Material to process:
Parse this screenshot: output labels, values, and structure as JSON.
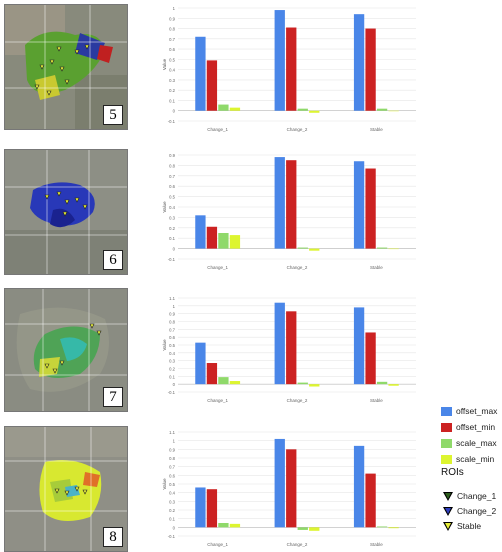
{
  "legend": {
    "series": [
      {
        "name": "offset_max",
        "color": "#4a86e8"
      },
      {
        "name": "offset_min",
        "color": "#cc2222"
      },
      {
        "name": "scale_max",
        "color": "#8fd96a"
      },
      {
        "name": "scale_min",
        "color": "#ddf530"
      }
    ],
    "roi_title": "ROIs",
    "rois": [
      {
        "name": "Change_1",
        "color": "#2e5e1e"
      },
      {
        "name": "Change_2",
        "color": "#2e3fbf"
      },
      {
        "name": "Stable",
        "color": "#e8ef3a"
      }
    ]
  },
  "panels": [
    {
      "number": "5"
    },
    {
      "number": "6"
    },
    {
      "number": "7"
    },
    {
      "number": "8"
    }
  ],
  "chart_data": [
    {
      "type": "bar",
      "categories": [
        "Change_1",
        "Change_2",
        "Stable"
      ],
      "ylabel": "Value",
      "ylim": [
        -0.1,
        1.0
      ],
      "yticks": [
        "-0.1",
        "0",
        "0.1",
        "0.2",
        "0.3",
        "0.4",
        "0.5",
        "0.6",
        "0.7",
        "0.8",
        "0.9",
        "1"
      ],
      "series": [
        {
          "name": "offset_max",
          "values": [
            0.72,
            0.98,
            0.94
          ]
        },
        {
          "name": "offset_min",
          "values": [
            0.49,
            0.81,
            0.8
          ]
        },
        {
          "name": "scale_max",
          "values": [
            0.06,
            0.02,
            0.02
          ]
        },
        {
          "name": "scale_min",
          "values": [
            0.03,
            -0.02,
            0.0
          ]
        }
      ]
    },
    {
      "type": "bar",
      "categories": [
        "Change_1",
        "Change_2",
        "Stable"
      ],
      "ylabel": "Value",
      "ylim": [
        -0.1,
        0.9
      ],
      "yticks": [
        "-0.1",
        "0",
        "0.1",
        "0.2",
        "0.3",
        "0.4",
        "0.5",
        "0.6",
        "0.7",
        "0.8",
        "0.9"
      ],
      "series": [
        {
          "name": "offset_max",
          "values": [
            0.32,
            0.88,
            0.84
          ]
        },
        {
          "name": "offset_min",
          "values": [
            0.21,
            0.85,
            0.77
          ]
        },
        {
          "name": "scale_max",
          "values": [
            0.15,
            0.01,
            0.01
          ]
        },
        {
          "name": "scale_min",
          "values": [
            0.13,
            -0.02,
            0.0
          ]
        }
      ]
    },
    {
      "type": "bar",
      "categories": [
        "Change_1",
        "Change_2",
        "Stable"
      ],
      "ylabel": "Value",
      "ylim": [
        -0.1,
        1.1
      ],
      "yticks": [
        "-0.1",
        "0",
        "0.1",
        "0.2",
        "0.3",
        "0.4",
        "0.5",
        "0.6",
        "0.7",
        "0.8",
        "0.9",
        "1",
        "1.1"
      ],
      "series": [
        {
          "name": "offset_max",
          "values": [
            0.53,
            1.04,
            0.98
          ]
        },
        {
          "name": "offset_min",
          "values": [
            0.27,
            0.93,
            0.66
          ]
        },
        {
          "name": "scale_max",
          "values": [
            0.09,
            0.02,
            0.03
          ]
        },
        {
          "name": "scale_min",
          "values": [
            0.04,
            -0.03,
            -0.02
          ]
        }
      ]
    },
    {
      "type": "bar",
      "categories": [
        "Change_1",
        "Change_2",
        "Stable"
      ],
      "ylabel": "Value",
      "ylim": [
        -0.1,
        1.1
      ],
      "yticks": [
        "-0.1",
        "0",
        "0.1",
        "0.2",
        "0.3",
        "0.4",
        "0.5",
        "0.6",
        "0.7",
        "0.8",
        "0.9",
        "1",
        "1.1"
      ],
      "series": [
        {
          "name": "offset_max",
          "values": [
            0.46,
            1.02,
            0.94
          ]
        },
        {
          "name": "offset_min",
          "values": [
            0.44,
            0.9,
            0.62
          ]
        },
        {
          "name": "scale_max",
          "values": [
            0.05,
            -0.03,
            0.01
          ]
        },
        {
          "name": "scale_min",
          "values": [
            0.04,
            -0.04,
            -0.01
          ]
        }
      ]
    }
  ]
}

Given problem:
Using the material above, retype each entry exactly and omit the pictures.

Exercise output:
Parse this screenshot: output labels, values, and structure as JSON.
{
  "legend": {
    "series": [
      {
        "name": "offset_max",
        "color": "#4a86e8"
      },
      {
        "name": "offset_min",
        "color": "#cc2222"
      },
      {
        "name": "scale_max",
        "color": "#8fd96a"
      },
      {
        "name": "scale_min",
        "color": "#ddf530"
      }
    ],
    "roi_title": "ROIs",
    "rois": [
      {
        "name": "Change_1",
        "color": "#2e5e1e"
      },
      {
        "name": "Change_2",
        "color": "#2e3fbf"
      },
      {
        "name": "Stable",
        "color": "#e8ef3a"
      }
    ]
  },
  "panels": [
    {
      "number": "5"
    },
    {
      "number": "6"
    },
    {
      "number": "7"
    },
    {
      "number": "8"
    }
  ],
  "chart_data": [
    {
      "type": "bar",
      "categories": [
        "Change_1",
        "Change_2",
        "Stable"
      ],
      "ylabel": "Value",
      "ylim": [
        -0.1,
        1.0
      ],
      "yticks": [
        "-0.1",
        "0",
        "0.1",
        "0.2",
        "0.3",
        "0.4",
        "0.5",
        "0.6",
        "0.7",
        "0.8",
        "0.9",
        "1"
      ],
      "series": [
        {
          "name": "offset_max",
          "values": [
            0.72,
            0.98,
            0.94
          ]
        },
        {
          "name": "offset_min",
          "values": [
            0.49,
            0.81,
            0.8
          ]
        },
        {
          "name": "scale_max",
          "values": [
            0.06,
            0.02,
            0.02
          ]
        },
        {
          "name": "scale_min",
          "values": [
            0.03,
            -0.02,
            0.0
          ]
        }
      ]
    },
    {
      "type": "bar",
      "categories": [
        "Change_1",
        "Change_2",
        "Stable"
      ],
      "ylabel": "Value",
      "ylim": [
        -0.1,
        0.9
      ],
      "yticks": [
        "-0.1",
        "0",
        "0.1",
        "0.2",
        "0.3",
        "0.4",
        "0.5",
        "0.6",
        "0.7",
        "0.8",
        "0.9"
      ],
      "series": [
        {
          "name": "offset_max",
          "values": [
            0.32,
            0.88,
            0.84
          ]
        },
        {
          "name": "offset_min",
          "values": [
            0.21,
            0.85,
            0.77
          ]
        },
        {
          "name": "scale_max",
          "values": [
            0.15,
            0.01,
            0.01
          ]
        },
        {
          "name": "scale_min",
          "values": [
            0.13,
            -0.02,
            0.0
          ]
        }
      ]
    },
    {
      "type": "bar",
      "categories": [
        "Change_1",
        "Change_2",
        "Stable"
      ],
      "ylabel": "Value",
      "ylim": [
        -0.1,
        1.1
      ],
      "yticks": [
        "-0.1",
        "0",
        "0.1",
        "0.2",
        "0.3",
        "0.4",
        "0.5",
        "0.6",
        "0.7",
        "0.8",
        "0.9",
        "1",
        "1.1"
      ],
      "series": [
        {
          "name": "offset_max",
          "values": [
            0.53,
            1.04,
            0.98
          ]
        },
        {
          "name": "offset_min",
          "values": [
            0.27,
            0.93,
            0.66
          ]
        },
        {
          "name": "scale_max",
          "values": [
            0.09,
            0.02,
            0.03
          ]
        },
        {
          "name": "scale_min",
          "values": [
            0.04,
            -0.03,
            -0.02
          ]
        }
      ]
    },
    {
      "type": "bar",
      "categories": [
        "Change_1",
        "Change_2",
        "Stable"
      ],
      "ylabel": "Value",
      "ylim": [
        -0.1,
        1.1
      ],
      "yticks": [
        "-0.1",
        "0",
        "0.1",
        "0.2",
        "0.3",
        "0.4",
        "0.5",
        "0.6",
        "0.7",
        "0.8",
        "0.9",
        "1",
        "1.1"
      ],
      "series": [
        {
          "name": "offset_max",
          "values": [
            0.46,
            1.02,
            0.94
          ]
        },
        {
          "name": "offset_min",
          "values": [
            0.44,
            0.9,
            0.62
          ]
        },
        {
          "name": "scale_max",
          "values": [
            0.05,
            -0.03,
            0.01
          ]
        },
        {
          "name": "scale_min",
          "values": [
            0.04,
            -0.04,
            -0.01
          ]
        }
      ]
    }
  ]
}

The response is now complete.